§ Reading text
▼
The Mass — Is it still the Same?

The Mass — Is it still the Same? October 26, 2019
A Communion minister places the consecrated host into waiting hands.
Catholic experience of Communion today (and of the Mass as a whole) is different from the days before liturgical reform.

If you’re a traditionalist Catholic looking at the modern Mass, you might think the liturgical reforms changed the Mass beyond recognition. But let’s try to imagine a more neutral observer. My imaginary observer is going to be an alien from another planet. This being will have superb powers of observation, including the ability to read minds. He/she/it/they came to earth in the early ‘60’s and happened to take in a Catholic Mass. A certain Jack Hartjes was there. Returning 50 some years later “she” (to simplify things)  found the same Jack Hartjes worshiping at another, but somewhat different, Mass.

This is the first in a series that will take a look at the way the Mass is celebrated in Catholic churches today.

After about half a century, most Catholics have gotten used to the new way of celebrating the Mass. Its new features don’t startle us anymore. In fact, we either don’t know or don’t think about the way the Mass used to be. But, as an older Catholic, I find that having a past to compare our liturgies to helps me see better what we’re doing today. This series on the Mass will take advantage of that double perspective.
▲
§ Source material
▼
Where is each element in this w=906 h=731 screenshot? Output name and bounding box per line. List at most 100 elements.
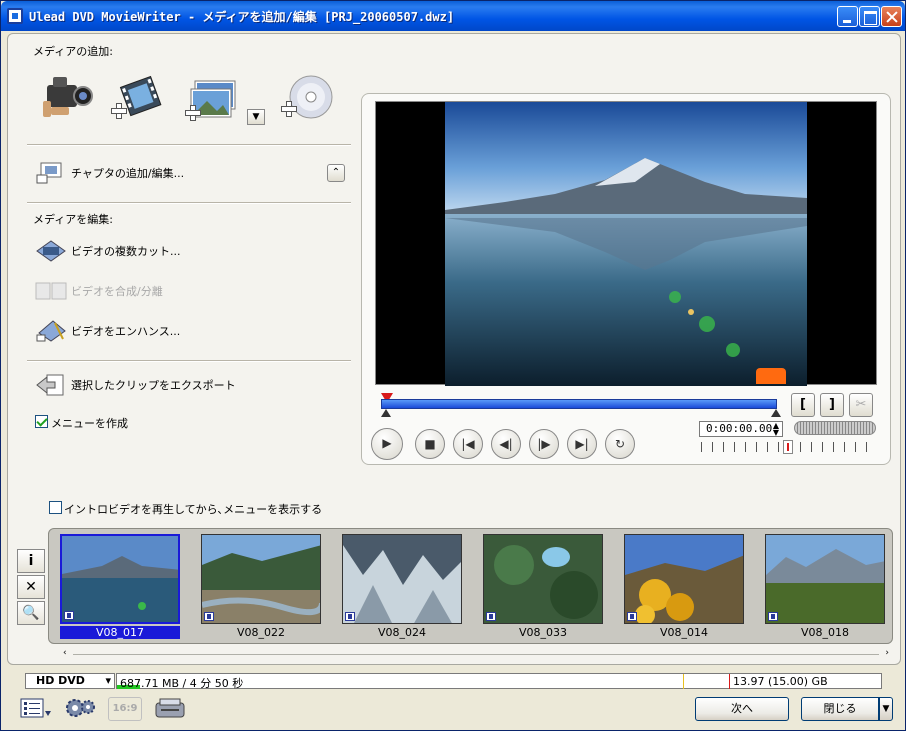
▲
§ Tasks for this exercise
A - Do these statements agree with the piece on the Mass? (i) The imagined observer is an alien from another planet. (ii) The observer first came to earth in the early 1970s. (iii) The writer finds that comparing today's liturgies with the past helps in seeing them better. Answer yes or no for each, and quote the deciding words.
B - Rewrite the part of the piece on the Mass between "The Mass — Is it still the Same? October" and "somewhat different, Mass.", inclusive, renaming "observer" as "visitor".
The data has nothing to do with the text on the Mass.

§ Results for each task
A -
(i) Yes: "My imaginary observer is going to be an alien from another planet."
(ii) No: "came to earth in the early ‘60’s"
(iii) Yes: "having a past to compare our liturgies to helps me see better what we’re doing today"

B -
The Mass — Is it still the Same? October 26, 2019
A Communion minister places the consecrated host into waiting hands.
Catholic experience of Communion today (and of the Mass as a whole) is different from the days before liturgical reform.

If you’re a traditionalist Catholic looking at the modern Mass, you might think the liturgical reforms changed the Mass beyond recognition. But let’s try to imagine a more neutral visitor. My imaginary visitor is going to be an alien from another planet. This being will have superb powers of observation, including the ability to read minds. He/she/it/they came to earth in the early ‘60’s and happened to take in a Catholic Mass. A certain Jack Hartjes was there. Returning 50 some years later “she” (to simplify things)  found the same Jack Hartjes worshiping at another, but somewhat different, Mass.